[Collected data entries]
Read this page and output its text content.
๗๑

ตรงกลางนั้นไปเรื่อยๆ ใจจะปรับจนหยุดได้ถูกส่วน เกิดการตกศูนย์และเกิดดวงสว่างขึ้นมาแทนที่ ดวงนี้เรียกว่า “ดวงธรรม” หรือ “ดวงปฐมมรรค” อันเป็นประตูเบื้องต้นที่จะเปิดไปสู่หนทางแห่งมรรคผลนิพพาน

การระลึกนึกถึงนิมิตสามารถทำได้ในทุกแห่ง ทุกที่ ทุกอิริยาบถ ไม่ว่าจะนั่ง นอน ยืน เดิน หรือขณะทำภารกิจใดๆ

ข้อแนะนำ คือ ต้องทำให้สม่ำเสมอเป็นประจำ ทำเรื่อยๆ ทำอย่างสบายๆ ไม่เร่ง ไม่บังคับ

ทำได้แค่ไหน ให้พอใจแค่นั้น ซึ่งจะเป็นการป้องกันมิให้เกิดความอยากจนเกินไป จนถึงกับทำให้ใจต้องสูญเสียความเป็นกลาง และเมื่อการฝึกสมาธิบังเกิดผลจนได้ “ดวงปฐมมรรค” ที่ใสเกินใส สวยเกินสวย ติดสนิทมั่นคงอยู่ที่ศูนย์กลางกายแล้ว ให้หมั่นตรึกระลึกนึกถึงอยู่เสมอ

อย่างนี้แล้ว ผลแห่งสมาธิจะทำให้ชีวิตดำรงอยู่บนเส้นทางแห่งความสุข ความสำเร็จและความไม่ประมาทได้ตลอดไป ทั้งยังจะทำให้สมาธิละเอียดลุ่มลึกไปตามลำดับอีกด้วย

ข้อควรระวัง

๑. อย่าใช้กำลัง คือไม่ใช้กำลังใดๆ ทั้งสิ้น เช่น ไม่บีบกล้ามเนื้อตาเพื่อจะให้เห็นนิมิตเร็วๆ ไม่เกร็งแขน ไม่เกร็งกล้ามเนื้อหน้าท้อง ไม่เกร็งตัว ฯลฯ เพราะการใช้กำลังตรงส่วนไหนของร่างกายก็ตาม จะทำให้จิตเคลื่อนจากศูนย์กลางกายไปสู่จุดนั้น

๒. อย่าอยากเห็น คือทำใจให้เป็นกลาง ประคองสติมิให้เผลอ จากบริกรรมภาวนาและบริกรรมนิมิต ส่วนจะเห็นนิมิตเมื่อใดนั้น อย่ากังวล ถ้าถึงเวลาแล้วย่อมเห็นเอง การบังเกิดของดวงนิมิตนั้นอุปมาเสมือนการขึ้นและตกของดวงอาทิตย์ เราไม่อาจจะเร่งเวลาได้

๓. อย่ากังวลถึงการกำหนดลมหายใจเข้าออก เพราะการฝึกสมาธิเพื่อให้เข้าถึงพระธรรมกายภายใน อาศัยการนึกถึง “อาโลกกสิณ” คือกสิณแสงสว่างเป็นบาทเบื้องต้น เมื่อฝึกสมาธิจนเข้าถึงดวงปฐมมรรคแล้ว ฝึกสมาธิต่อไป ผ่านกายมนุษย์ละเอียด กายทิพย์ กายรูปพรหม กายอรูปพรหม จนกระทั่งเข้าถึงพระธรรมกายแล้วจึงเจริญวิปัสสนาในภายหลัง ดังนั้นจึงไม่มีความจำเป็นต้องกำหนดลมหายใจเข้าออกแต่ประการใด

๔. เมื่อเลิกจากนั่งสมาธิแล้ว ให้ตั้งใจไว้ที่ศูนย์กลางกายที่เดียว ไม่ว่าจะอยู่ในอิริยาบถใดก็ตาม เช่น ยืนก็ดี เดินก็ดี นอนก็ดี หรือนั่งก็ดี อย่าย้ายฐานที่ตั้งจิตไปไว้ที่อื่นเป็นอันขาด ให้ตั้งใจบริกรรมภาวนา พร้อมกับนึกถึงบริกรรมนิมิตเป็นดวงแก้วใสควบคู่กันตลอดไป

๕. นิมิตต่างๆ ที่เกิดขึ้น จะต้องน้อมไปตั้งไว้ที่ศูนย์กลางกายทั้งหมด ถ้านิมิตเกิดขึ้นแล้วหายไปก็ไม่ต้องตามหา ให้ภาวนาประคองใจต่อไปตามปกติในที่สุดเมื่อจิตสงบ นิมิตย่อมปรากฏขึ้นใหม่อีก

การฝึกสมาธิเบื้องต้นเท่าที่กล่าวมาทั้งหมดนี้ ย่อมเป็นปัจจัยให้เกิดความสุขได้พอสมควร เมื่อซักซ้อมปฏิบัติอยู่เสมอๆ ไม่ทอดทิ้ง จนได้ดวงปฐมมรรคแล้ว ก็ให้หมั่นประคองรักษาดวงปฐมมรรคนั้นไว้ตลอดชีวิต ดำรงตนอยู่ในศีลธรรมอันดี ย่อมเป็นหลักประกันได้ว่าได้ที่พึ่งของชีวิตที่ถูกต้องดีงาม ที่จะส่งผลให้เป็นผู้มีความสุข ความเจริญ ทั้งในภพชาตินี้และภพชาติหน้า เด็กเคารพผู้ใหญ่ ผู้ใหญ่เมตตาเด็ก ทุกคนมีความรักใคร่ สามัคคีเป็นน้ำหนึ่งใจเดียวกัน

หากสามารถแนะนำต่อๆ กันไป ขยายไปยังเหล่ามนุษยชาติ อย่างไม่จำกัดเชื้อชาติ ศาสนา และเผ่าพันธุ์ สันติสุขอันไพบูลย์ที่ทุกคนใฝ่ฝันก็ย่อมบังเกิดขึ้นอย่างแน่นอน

## Given request
Make an exact copy of the material above.

## Task result
Read this page and output its text content.
๗๑

ตรงกลางนั้นไปเรื่อยๆ ใจจะปรับจนหยุดได้ถูกส่วน เกิดการตกศูนย์และเกิดดวงสว่างขึ้นมาแทนที่ ดวงนี้เรียกว่า “ดวงธรรม” หรือ “ดวงปฐมมรรค” อันเป็นประตูเบื้องต้นที่จะเปิดไปสู่หนทางแห่งมรรคผลนิพพาน

การระลึกนึกถึงนิมิตสามารถทำได้ในทุกแห่ง ทุกที่ ทุกอิริยาบถ ไม่ว่าจะนั่ง นอน ยืน เดิน หรือขณะทำภารกิจใดๆ

ข้อแนะนำ คือ ต้องทำให้สม่ำเสมอเป็นประจำ ทำเรื่อยๆ ทำอย่างสบายๆ ไม่เร่ง ไม่บังคับ

ทำได้แค่ไหน ให้พอใจแค่นั้น ซึ่งจะเป็นการป้องกันมิให้เกิดความอยากจนเกินไป จนถึงกับทำให้ใจต้องสูญเสียความเป็นกลาง และเมื่อการฝึกสมาธิบังเกิดผลจนได้ “ดวงปฐมมรรค” ที่ใสเกินใส สวยเกินสวย ติดสนิทมั่นคงอยู่ที่ศูนย์กลางกายแล้ว ให้หมั่นตรึกระลึกนึกถึงอยู่เสมอ

อย่างนี้แล้ว ผลแห่งสมาธิจะทำให้ชีวิตดำรงอยู่บนเส้นทางแห่งความสุข ความสำเร็จและความไม่ประมาทได้ตลอดไป ทั้งยังจะทำให้สมาธิละเอียดลุ่มลึกไปตามลำดับอีกด้วย

ข้อควรระวัง

๑. อย่าใช้กำลัง คือไม่ใช้กำลังใดๆ ทั้งสิ้น เช่น ไม่บีบกล้ามเนื้อตาเพื่อจะให้เห็นนิมิตเร็วๆ ไม่เกร็งแขน ไม่เกร็งกล้ามเนื้อหน้าท้อง ไม่เกร็งตัว ฯลฯ เพราะการใช้กำลังตรงส่วนไหนของร่างกายก็ตาม จะทำให้จิตเคลื่อนจากศูนย์กลางกายไปสู่จุดนั้น

๒. อย่าอยากเห็น คือทำใจให้เป็นกลาง ประคองสติมิให้เผลอ จากบริกรรมภาวนาและบริกรรมนิมิต ส่วนจะเห็นนิมิตเมื่อใดนั้น อย่ากังวล ถ้าถึงเวลาแล้วย่อมเห็นเอง การบังเกิดของดวงนิมิตนั้นอุปมาเสมือนการขึ้นและตกของดวงอาทิตย์ เราไม่อาจจะเร่งเวลาได้

๓. อย่ากังวลถึงการกำหนดลมหายใจเข้าออก เพราะการฝึกสมาธิเพื่อให้เข้าถึงพระธรรมกายภายใน อาศัยการนึกถึง “อาโลกกสิณ” คือกสิณแสงสว่างเป็นบาทเบื้องต้น เมื่อฝึกสมาธิจนเข้าถึงดวงปฐมมรรคแล้ว ฝึกสมาธิต่อไป ผ่านกายมนุษย์ละเอียด กายทิพย์ กายรูปพรหม กายอรูปพรหม จนกระทั่งเข้าถึงพระธรรมกายแล้วจึงเจริญวิปัสสนาในภายหลัง ดังนั้นจึงไม่มีความจำเป็นต้องกำหนดลมหายใจเข้าออกแต่ประการใด

๔. เมื่อเลิกจากนั่งสมาธิแล้ว ให้ตั้งใจไว้ที่ศูนย์กลางกายที่เดียว ไม่ว่าจะอยู่ในอิริยาบถใดก็ตาม เช่น ยืนก็ดี เดินก็ดี นอนก็ดี หรือนั่งก็ดี อย่าย้ายฐานที่ตั้งจิตไปไว้ที่อื่นเป็นอันขาด ให้ตั้งใจบริกรรมภาวนา พร้อมกับนึกถึงบริกรรมนิมิตเป็นดวงแก้วใสควบคู่กันตลอดไป

๕. นิมิตต่างๆ ที่เกิดขึ้น จะต้องน้อมไปตั้งไว้ที่ศูนย์กลางกายทั้งหมด ถ้านิมิตเกิดขึ้นแล้วหายไปก็ไม่ต้องตามหา ให้ภาวนาประคองใจต่อไปตามปกติในที่สุดเมื่อจิตสงบ นิมิตย่อมปรากฏขึ้นใหม่อีก

การฝึกสมาธิเบื้องต้นเท่าที่กล่าวมาทั้งหมดนี้ ย่อมเป็นปัจจัยให้เกิดความสุขได้พอสมควร เมื่อซักซ้อมปฏิบัติอยู่เสมอๆ ไม่ทอดทิ้ง จนได้ดวงปฐมมรรคแล้ว ก็ให้หมั่นประคองรักษาดวงปฐมมรรคนั้นไว้ตลอดชีวิต ดำรงตนอยู่ในศีลธรรมอันดี ย่อมเป็นหลักประกันได้ว่าได้ที่พึ่งของชีวิตที่ถูกต้องดีงาม ที่จะส่งผลให้เป็นผู้มีความสุข ความเจริญ ทั้งในภพชาตินี้และภพชาติหน้า เด็กเคารพผู้ใหญ่ ผู้ใหญ่เมตตาเด็ก ทุกคนมีความรักใคร่ สามัคคีเป็นน้ำหนึ่งใจเดียวกัน

หากสามารถแนะนำต่อๆ กันไป ขยายไปยังเหล่ามนุษยชาติ อย่างไม่จำกัดเชื้อชาติ ศาสนา และเผ่าพันธุ์ สันติสุขอันไพบูลย์ที่ทุกคนใฝ่ฝันก็ย่อมบังเกิดขึ้นอย่างแน่นอน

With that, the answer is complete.